» WRITTEN INSTRUCTION
Could you write out every entry exactly as it stands?
··········
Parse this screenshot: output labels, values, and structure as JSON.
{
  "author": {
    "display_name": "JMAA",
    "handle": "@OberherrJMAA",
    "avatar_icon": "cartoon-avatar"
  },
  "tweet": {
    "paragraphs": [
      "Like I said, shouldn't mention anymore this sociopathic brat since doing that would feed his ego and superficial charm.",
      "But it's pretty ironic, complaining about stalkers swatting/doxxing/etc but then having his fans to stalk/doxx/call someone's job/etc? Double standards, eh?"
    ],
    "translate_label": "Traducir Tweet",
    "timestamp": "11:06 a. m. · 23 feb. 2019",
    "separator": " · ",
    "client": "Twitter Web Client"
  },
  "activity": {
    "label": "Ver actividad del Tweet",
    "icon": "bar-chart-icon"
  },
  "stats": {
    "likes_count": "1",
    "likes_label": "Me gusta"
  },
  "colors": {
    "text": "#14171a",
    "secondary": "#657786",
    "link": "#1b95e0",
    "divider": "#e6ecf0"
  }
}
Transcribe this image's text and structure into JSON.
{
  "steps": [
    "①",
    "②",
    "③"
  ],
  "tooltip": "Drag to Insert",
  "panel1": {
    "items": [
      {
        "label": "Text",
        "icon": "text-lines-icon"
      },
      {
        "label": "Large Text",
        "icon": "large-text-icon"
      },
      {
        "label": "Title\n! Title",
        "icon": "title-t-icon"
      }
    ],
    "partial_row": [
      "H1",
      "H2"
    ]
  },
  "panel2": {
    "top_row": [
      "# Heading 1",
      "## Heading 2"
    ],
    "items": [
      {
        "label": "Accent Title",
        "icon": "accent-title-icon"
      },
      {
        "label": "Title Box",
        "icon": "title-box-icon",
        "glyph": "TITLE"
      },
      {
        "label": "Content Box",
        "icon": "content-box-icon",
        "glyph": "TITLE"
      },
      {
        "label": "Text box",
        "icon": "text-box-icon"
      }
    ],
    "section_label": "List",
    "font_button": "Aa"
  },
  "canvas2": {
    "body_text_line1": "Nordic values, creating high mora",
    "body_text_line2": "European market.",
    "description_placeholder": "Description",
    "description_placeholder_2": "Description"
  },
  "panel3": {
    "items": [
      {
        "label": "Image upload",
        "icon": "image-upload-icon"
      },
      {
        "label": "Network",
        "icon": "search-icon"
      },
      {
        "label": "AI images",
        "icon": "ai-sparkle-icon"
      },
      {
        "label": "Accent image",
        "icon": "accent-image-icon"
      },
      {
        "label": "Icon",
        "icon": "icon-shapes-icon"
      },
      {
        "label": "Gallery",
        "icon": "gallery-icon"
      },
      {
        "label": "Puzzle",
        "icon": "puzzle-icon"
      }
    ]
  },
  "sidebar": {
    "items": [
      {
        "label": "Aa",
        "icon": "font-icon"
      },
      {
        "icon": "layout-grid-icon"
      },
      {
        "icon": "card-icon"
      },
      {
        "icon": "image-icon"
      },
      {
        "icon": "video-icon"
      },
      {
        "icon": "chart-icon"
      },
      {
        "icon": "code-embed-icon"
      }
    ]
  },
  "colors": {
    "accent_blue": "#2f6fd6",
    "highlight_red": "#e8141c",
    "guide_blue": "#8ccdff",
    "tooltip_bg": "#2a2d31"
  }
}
··········
» RIGHT ANSWER
Parse this screenshot: output labels, values, and structure as JSON.
{
  "author": {
    "display_name": "JMAA",
    "handle": "@OberherrJMAA",
    "avatar_icon": "cartoon-avatar"
  },
  "tweet": {
    "paragraphs": [
      "Like I said, shouldn't mention anymore this sociopathic brat since doing that would feed his ego and superficial charm.",
      "But it's pretty ironic, complaining about stalkers swatting/doxxing/etc but then having his fans to stalk/doxx/call someone's job/etc? Double standards, eh?"
    ],
    "translate_label": "Traducir Tweet",
    "timestamp": "11:06 a. m. · 23 feb. 2019",
    "separator": " · ",
    "client": "Twitter Web Client"
  },
  "activity": {
    "label": "Ver actividad del Tweet",
    "icon": "bar-chart-icon"
  },
  "stats": {
    "likes_count": "1",
    "likes_label": "Me gusta"
  },
  "colors": {
    "text": "#14171a",
    "secondary": "#657786",
    "link": "#1b95e0",
    "divider": "#e6ecf0"
  }
}
Transcribe this image's text and structure into JSON.
{
  "steps": [
    "①",
    "②",
    "③"
  ],
  "tooltip": "Drag to Insert",
  "panel1": {
    "items": [
      {
        "label": "Text",
        "icon": "text-lines-icon"
      },
      {
        "label": "Large Text",
        "icon": "large-text-icon"
      },
      {
        "label": "Title\n! Title",
        "icon": "title-t-icon"
      }
    ],
    "partial_row": [
      "H1",
      "H2"
    ]
  },
  "panel2": {
    "top_row": [
      "# Heading 1",
      "## Heading 2"
    ],
    "items": [
      {
        "label": "Accent Title",
        "icon": "accent-title-icon"
      },
      {
        "label": "Title Box",
        "icon": "title-box-icon",
        "glyph": "TITLE"
      },
      {
        "label": "Content Box",
        "icon": "content-box-icon",
        "glyph": "TITLE"
      },
      {
        "label": "Text box",
        "icon": "text-box-icon"
      }
    ],
    "section_label": "List",
    "font_button": "Aa"
  },
  "canvas2": {
    "body_text_line1": "Nordic values, creating high mora",
    "body_text_line2": "European market.",
    "description_placeholder": "Description",
    "description_placeholder_2": "Description"
  },
  "panel3": {
    "items": [
      {
        "label": "Image upload",
        "icon": "image-upload-icon"
      },
      {
        "label": "Network",
        "icon": "search-icon"
      },
      {
        "label": "AI images",
        "icon": "ai-sparkle-icon"
      },
      {
        "label": "Accent image",
        "icon": "accent-image-icon"
      },
      {
        "label": "Icon",
        "icon": "icon-shapes-icon"
      },
      {
        "label": "Gallery",
        "icon": "gallery-icon"
      },
      {
        "label": "Puzzle",
        "icon": "puzzle-icon"
      }
    ]
  },
  "sidebar": {
    "items": [
      {
        "label": "Aa",
        "icon": "font-icon"
      },
      {
        "icon": "layout-grid-icon"
      },
      {
        "icon": "card-icon"
      },
      {
        "icon": "image-icon"
      },
      {
        "icon": "video-icon"
      },
      {
        "icon": "chart-icon"
      },
      {
        "icon": "code-embed-icon"
      }
    ]
  },
  "colors": {
    "accent_blue": "#2f6fd6",
    "highlight_red": "#e8141c",
    "guide_blue": "#8ccdff",
    "tooltip_bg": "#2a2d31"
  }
}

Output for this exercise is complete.